DATA ENTRIES:
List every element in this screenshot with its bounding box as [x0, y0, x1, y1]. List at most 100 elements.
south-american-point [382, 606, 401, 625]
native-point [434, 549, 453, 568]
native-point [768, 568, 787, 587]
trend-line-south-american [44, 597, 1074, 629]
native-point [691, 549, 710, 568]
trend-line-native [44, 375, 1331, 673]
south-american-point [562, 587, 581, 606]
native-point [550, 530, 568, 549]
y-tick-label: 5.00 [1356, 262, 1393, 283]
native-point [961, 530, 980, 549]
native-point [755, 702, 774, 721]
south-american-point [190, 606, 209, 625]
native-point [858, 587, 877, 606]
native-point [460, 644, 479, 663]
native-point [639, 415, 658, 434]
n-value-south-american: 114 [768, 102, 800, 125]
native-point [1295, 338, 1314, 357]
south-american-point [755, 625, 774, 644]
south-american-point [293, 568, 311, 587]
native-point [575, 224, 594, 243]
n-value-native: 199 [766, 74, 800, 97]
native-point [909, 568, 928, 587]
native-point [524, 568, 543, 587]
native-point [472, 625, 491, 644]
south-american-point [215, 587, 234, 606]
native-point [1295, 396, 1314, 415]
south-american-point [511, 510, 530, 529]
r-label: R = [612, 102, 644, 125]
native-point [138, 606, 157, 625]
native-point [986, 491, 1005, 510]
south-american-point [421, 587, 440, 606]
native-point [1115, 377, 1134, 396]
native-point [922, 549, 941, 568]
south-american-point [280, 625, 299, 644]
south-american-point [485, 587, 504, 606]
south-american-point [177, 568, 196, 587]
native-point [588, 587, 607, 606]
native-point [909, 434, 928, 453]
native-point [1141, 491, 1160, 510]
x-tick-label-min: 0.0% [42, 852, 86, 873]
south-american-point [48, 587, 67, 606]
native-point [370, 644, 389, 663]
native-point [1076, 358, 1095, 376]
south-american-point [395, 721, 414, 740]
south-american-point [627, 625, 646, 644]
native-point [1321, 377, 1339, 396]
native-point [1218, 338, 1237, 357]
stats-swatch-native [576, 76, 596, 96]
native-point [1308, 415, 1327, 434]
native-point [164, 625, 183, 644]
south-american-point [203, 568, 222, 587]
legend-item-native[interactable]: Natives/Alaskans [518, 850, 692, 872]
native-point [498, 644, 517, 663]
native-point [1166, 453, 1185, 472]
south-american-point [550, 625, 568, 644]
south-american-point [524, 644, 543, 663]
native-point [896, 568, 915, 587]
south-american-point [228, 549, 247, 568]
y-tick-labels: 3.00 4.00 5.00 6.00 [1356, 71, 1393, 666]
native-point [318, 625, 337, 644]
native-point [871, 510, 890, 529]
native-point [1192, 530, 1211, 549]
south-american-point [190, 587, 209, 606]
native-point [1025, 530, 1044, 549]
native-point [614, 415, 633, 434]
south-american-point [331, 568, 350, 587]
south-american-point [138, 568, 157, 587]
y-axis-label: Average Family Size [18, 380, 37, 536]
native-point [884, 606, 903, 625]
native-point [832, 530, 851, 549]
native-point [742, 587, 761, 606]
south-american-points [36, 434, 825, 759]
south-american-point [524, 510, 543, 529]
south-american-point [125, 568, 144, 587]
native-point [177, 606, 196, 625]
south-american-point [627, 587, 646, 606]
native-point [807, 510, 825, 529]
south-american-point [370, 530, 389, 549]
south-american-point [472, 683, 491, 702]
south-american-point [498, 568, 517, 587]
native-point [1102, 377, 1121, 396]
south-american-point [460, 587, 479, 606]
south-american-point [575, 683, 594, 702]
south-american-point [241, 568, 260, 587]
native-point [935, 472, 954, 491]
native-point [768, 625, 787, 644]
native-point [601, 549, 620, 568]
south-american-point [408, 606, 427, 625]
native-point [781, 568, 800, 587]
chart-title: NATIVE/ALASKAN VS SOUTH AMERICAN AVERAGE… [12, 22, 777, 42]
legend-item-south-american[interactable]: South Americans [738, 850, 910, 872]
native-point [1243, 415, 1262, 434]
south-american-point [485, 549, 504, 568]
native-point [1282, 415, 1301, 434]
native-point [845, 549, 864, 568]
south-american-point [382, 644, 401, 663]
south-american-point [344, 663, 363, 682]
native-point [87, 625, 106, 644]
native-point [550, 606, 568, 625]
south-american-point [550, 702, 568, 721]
* * *
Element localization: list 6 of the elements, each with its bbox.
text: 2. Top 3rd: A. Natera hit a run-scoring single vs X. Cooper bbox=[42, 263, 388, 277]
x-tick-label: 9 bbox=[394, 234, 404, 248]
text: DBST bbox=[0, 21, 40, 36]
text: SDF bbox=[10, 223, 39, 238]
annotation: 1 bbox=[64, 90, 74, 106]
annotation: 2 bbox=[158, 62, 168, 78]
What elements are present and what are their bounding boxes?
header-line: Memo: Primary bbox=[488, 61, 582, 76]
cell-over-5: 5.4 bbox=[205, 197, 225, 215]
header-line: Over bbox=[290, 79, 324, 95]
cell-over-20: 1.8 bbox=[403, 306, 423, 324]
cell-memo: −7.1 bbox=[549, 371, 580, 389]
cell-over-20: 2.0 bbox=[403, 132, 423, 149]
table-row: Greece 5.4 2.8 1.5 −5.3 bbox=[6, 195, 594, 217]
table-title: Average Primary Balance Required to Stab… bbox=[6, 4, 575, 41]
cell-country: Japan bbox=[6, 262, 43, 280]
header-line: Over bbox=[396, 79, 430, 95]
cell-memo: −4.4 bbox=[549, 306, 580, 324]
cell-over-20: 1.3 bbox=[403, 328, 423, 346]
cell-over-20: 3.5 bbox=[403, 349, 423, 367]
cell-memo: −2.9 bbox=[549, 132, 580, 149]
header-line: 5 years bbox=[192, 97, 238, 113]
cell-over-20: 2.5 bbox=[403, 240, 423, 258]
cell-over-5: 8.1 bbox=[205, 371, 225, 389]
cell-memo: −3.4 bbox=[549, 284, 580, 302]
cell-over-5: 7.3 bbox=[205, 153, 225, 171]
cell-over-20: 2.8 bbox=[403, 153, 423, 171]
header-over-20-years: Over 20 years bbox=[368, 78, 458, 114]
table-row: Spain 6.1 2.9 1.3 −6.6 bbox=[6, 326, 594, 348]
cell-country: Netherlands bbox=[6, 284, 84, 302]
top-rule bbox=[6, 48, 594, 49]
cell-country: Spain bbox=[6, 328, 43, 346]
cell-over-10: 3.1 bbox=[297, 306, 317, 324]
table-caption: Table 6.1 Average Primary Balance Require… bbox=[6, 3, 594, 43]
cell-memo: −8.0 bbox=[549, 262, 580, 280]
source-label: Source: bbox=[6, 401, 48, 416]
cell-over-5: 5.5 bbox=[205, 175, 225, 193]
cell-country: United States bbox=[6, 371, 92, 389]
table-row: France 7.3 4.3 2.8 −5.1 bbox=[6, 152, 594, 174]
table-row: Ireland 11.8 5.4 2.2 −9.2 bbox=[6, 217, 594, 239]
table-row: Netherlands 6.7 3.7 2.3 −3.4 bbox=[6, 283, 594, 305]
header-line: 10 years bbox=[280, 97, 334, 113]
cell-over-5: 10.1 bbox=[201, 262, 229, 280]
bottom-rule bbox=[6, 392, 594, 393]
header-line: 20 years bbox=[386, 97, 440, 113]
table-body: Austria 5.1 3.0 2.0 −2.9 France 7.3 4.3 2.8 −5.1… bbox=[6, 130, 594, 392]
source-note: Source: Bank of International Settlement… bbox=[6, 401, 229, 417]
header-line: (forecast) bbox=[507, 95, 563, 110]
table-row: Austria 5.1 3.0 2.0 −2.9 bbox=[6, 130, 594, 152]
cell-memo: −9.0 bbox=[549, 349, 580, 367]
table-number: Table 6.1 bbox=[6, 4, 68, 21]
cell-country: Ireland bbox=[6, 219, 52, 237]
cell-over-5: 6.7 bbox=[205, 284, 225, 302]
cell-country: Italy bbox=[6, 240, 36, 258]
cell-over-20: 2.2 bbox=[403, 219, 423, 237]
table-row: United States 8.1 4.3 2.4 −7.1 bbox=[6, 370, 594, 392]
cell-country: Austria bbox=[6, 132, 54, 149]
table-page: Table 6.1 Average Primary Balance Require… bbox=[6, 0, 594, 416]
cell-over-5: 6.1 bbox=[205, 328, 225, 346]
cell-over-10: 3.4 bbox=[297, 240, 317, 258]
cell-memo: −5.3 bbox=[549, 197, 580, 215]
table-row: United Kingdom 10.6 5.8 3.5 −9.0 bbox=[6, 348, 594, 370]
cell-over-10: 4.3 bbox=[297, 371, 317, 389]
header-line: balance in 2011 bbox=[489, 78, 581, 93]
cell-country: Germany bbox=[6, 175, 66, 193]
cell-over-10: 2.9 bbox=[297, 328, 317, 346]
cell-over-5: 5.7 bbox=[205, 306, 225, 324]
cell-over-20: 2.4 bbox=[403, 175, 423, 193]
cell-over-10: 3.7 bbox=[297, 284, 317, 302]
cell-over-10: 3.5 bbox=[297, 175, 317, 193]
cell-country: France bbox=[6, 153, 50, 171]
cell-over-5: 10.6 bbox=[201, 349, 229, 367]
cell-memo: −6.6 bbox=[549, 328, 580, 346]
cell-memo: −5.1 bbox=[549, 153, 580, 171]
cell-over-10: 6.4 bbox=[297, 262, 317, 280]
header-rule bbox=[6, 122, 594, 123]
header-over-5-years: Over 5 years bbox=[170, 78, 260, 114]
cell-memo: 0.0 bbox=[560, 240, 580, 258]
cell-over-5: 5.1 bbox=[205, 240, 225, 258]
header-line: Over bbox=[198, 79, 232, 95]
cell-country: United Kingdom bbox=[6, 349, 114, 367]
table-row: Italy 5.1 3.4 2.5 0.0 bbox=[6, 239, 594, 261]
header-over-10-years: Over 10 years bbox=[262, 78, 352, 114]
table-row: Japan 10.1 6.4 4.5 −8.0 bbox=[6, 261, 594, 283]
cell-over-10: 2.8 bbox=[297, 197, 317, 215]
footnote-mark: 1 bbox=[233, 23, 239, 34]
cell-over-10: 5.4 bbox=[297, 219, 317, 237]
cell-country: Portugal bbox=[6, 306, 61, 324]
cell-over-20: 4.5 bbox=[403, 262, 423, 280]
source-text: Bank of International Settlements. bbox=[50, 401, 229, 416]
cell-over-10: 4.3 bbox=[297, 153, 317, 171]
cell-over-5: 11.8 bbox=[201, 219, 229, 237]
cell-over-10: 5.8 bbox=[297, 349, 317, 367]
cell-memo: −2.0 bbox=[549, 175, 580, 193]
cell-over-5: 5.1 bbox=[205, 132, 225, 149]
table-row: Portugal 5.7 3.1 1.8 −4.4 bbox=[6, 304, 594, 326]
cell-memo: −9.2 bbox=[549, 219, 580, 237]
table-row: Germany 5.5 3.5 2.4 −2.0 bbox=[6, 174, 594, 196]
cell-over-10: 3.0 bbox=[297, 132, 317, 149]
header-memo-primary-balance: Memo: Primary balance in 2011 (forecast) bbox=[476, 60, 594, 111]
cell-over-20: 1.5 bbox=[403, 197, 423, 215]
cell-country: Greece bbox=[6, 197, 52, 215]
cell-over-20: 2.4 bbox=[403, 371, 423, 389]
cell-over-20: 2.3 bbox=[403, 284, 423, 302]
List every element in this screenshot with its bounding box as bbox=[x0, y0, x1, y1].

EXERCISE GOAL: Express the lines of the records from the one containing "most 100 elements." through the one containing "trend-line-south-american [44, 597, 1074, 629]", both included, as a JSON list of strings with one string per line and blank lines omitted.

SOLUTION:
[
  "List every element in this screenshot with its bounding box as [x0, y0, x1, y1]. List at most 100 elements.",
  "south-american-point [382, 606, 401, 625]",
  "native-point [434, 549, 453, 568]",
  "native-point [768, 568, 787, 587]",
  "trend-line-south-american [44, 597, 1074, 629]"
]